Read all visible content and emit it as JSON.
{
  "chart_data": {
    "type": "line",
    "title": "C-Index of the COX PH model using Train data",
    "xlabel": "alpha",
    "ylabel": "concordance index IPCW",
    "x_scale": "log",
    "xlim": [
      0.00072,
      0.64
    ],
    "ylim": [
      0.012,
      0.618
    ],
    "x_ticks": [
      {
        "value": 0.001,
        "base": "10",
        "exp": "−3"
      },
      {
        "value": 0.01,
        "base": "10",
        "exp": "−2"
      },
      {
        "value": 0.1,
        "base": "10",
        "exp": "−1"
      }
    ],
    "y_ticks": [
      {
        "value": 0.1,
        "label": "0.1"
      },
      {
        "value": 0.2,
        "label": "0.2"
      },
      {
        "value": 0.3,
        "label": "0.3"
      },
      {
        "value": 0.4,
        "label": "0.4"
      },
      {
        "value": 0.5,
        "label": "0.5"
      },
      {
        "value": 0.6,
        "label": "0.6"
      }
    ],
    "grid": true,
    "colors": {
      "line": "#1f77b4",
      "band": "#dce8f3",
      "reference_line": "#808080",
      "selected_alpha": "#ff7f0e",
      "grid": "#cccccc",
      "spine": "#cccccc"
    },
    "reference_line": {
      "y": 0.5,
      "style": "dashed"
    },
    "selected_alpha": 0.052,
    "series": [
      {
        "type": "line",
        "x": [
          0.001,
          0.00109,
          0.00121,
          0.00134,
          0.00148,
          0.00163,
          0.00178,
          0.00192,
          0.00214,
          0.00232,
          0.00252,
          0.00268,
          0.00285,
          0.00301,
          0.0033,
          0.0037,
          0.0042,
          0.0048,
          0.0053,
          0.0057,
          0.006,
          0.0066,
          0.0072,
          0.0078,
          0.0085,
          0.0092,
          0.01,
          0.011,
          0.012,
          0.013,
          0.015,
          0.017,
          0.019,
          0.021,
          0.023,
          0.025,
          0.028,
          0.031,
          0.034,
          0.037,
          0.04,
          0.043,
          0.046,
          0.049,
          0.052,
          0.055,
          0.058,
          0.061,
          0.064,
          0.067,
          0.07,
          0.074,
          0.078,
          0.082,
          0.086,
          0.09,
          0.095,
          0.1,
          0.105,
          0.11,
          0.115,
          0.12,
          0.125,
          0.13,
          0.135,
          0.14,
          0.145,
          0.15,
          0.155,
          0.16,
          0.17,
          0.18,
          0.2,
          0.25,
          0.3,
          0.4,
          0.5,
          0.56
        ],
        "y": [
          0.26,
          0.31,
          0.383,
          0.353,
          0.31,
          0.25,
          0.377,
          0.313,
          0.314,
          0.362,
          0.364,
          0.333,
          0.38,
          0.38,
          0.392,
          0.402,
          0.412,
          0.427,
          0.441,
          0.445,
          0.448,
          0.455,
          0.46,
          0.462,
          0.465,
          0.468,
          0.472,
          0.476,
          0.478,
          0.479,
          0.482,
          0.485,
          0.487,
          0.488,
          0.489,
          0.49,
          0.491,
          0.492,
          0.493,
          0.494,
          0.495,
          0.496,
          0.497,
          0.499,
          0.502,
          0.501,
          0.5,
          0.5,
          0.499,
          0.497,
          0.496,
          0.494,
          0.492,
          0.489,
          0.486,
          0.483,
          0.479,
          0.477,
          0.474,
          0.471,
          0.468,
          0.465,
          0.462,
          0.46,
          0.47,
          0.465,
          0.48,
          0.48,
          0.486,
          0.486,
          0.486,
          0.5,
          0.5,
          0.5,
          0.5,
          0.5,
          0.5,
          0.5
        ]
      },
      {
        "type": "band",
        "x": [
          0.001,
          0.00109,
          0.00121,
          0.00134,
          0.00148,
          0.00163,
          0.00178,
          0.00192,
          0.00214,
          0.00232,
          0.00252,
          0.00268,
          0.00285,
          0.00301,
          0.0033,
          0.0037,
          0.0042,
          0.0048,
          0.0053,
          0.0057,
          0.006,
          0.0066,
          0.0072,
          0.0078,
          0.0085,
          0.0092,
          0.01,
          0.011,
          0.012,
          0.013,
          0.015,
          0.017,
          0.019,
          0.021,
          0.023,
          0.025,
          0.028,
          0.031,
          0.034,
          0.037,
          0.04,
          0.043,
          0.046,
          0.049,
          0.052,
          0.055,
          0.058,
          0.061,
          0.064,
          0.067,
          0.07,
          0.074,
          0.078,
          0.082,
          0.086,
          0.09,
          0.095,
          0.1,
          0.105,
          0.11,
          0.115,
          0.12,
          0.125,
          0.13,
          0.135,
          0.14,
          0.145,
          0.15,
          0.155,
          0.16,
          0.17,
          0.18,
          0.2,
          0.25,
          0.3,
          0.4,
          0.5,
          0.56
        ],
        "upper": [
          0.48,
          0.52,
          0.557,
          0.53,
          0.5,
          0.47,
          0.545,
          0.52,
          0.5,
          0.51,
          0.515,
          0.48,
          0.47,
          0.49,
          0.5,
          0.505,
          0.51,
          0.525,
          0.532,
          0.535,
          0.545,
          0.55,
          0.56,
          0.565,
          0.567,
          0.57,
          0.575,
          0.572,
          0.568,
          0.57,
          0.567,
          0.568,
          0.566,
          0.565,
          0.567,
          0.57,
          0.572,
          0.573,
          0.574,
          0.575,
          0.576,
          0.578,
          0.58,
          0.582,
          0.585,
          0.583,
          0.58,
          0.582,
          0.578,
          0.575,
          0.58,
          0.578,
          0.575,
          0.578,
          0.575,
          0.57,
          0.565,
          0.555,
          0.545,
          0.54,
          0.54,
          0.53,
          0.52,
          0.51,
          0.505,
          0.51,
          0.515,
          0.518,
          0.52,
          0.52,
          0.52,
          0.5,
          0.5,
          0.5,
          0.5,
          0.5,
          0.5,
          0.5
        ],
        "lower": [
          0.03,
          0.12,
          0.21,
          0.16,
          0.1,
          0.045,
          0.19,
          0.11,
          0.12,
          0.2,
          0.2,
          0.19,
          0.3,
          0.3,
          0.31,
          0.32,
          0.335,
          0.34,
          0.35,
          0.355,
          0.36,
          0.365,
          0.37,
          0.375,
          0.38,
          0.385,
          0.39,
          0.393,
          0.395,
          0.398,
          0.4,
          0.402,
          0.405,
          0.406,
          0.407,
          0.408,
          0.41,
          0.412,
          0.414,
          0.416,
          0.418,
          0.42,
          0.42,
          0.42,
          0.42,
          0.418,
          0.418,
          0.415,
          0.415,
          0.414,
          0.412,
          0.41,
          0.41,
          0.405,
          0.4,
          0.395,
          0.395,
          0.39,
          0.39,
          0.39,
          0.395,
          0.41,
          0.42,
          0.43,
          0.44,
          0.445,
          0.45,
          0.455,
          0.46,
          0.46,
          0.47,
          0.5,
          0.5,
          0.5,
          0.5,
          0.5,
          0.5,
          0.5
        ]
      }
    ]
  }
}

EXERCISE AIM:
Go through the records above and set each one down exactly, please.

OUTPUT OF THE EXERCISE:
Read all visible content and emit it as JSON.
{
  "chart_data": {
    "type": "line",
    "title": "C-Index of the COX PH model using Train data",
    "xlabel": "alpha",
    "ylabel": "concordance index IPCW",
    "x_scale": "log",
    "xlim": [
      0.00072,
      0.64
    ],
    "ylim": [
      0.012,
      0.618
    ],
    "x_ticks": [
      {
        "value": 0.001,
        "base": "10",
        "exp": "−3"
      },
      {
        "value": 0.01,
        "base": "10",
        "exp": "−2"
      },
      {
        "value": 0.1,
        "base": "10",
        "exp": "−1"
      }
    ],
    "y_ticks": [
      {
        "value": 0.1,
        "label": "0.1"
      },
      {
        "value": 0.2,
        "label": "0.2"
      },
      {
        "value": 0.3,
        "label": "0.3"
      },
      {
        "value": 0.4,
        "label": "0.4"
      },
      {
        "value": 0.5,
        "label": "0.5"
      },
      {
        "value": 0.6,
        "label": "0.6"
      }
    ],
    "grid": true,
    "colors": {
      "line": "#1f77b4",
      "band": "#dce8f3",
      "reference_line": "#808080",
      "selected_alpha": "#ff7f0e",
      "grid": "#cccccc",
      "spine": "#cccccc"
    },
    "reference_line": {
      "y": 0.5,
      "style": "dashed"
    },
    "selected_alpha": 0.052,
    "series": [
      {
        "type": "line",
        "x": [
          0.001,
          0.00109,
          0.00121,
          0.00134,
          0.00148,
          0.00163,
          0.00178,
          0.00192,
          0.00214,
          0.00232,
          0.00252,
          0.00268,
          0.00285,
          0.00301,
          0.0033,
          0.0037,
          0.0042,
          0.0048,
          0.0053,
          0.0057,
          0.006,
          0.0066,
          0.0072,
          0.0078,
          0.0085,
          0.0092,
          0.01,
          0.011,
          0.012,
          0.013,
          0.015,
          0.017,
          0.019,
          0.021,
          0.023,
          0.025,
          0.028,
          0.031,
          0.034,
          0.037,
          0.04,
          0.043,
          0.046,
          0.049,
          0.052,
          0.055,
          0.058,
          0.061,
          0.064,
          0.067,
          0.07,
          0.074,
          0.078,
          0.082,
          0.086,
          0.09,
          0.095,
          0.1,
          0.105,
          0.11,
          0.115,
          0.12,
          0.125,
          0.13,
          0.135,
          0.14,
          0.145,
          0.15,
          0.155,
          0.16,
          0.17,
          0.18,
          0.2,
          0.25,
          0.3,
          0.4,
          0.5,
          0.56
        ],
        "y": [
          0.26,
          0.31,
          0.383,
          0.353,
          0.31,
          0.25,
          0.377,
          0.313,
          0.314,
          0.362,
          0.364,
          0.333,
          0.38,
          0.38,
          0.392,
          0.402,
          0.412,
          0.427,
          0.441,
          0.445,
          0.448,
          0.455,
          0.46,
          0.462,
          0.465,
          0.468,
          0.472,
          0.476,
          0.478,
          0.479,
          0.482,
          0.485,
          0.487,
          0.488,
          0.489,
          0.49,
          0.491,
          0.492,
          0.493,
          0.494,
          0.495,
          0.496,
          0.497,
          0.499,
          0.502,
          0.501,
          0.5,
          0.5,
          0.499,
          0.497,
          0.496,
          0.494,
          0.492,
          0.489,
          0.486,
          0.483,
          0.479,
          0.477,
          0.474,
          0.471,
          0.468,
          0.465,
          0.462,
          0.46,
          0.47,
          0.465,
          0.48,
          0.48,
          0.486,
          0.486,
          0.486,
          0.5,
          0.5,
          0.5,
          0.5,
          0.5,
          0.5,
          0.5
        ]
      },
      {
        "type": "band",
        "x": [
          0.001,
          0.00109,
          0.00121,
          0.00134,
          0.00148,
          0.00163,
          0.00178,
          0.00192,
          0.00214,
          0.00232,
          0.00252,
          0.00268,
          0.00285,
          0.00301,
          0.0033,
          0.0037,
          0.0042,
          0.0048,
          0.0053,
          0.0057,
          0.006,
          0.0066,
          0.0072,
          0.0078,
          0.0085,
          0.0092,
          0.01,
          0.011,
          0.012,
          0.013,
          0.015,
          0.017,
          0.019,
          0.021,
          0.023,
          0.025,
          0.028,
          0.031,
          0.034,
          0.037,
          0.04,
          0.043,
          0.046,
          0.049,
          0.052,
          0.055,
          0.058,
          0.061,
          0.064,
          0.067,
          0.07,
          0.074,
          0.078,
          0.082,
          0.086,
          0.09,
          0.095,
          0.1,
          0.105,
          0.11,
          0.115,
          0.12,
          0.125,
          0.13,
          0.135,
          0.14,
          0.145,
          0.15,
          0.155,
          0.16,
          0.17,
          0.18,
          0.2,
          0.25,
          0.3,
          0.4,
          0.5,
          0.56
        ],
        "upper": [
          0.48,
          0.52,
          0.557,
          0.53,
          0.5,
          0.47,
          0.545,
          0.52,
          0.5,
          0.51,
          0.515,
          0.48,
          0.47,
          0.49,
          0.5,
          0.505,
          0.51,
          0.525,
          0.532,
          0.535,
          0.545,
          0.55,
          0.56,
          0.565,
          0.567,
          0.57,
          0.575,
          0.572,
          0.568,
          0.57,
          0.567,
          0.568,
          0.566,
          0.565,
          0.567,
          0.57,
          0.572,
          0.573,
          0.574,
          0.575,
          0.576,
          0.578,
          0.58,
          0.582,
          0.585,
          0.583,
          0.58,
          0.582,
          0.578,
          0.575,
          0.58,
          0.578,
          0.575,
          0.578,
          0.575,
          0.57,
          0.565,
          0.555,
          0.545,
          0.54,
          0.54,
          0.53,
          0.52,
          0.51,
          0.505,
          0.51,
          0.515,
          0.518,
          0.52,
          0.52,
          0.52,
          0.5,
          0.5,
          0.5,
          0.5,
          0.5,
          0.5,
          0.5
        ],
        "lower": [
          0.03,
          0.12,
          0.21,
          0.16,
          0.1,
          0.045,
          0.19,
          0.11,
          0.12,
          0.2,
          0.2,
          0.19,
          0.3,
          0.3,
          0.31,
          0.32,
          0.335,
          0.34,
          0.35,
          0.355,
          0.36,
          0.365,
          0.37,
          0.375,
          0.38,
          0.385,
          0.39,
          0.393,
          0.395,
          0.398,
          0.4,
          0.402,
          0.405,
          0.406,
          0.407,
          0.408,
          0.41,
          0.412,
          0.414,
          0.416,
          0.418,
          0.42,
          0.42,
          0.42,
          0.42,
          0.418,
          0.418,
          0.415,
          0.415,
          0.414,
          0.412,
          0.41,
          0.41,
          0.405,
          0.4,
          0.395,
          0.395,
          0.39,
          0.39,
          0.39,
          0.395,
          0.41,
          0.42,
          0.43,
          0.44,
          0.445,
          0.45,
          0.455,
          0.46,
          0.46,
          0.47,
          0.5,
          0.5,
          0.5,
          0.5,
          0.5,
          0.5,
          0.5
        ]
      }
    ]
  }
}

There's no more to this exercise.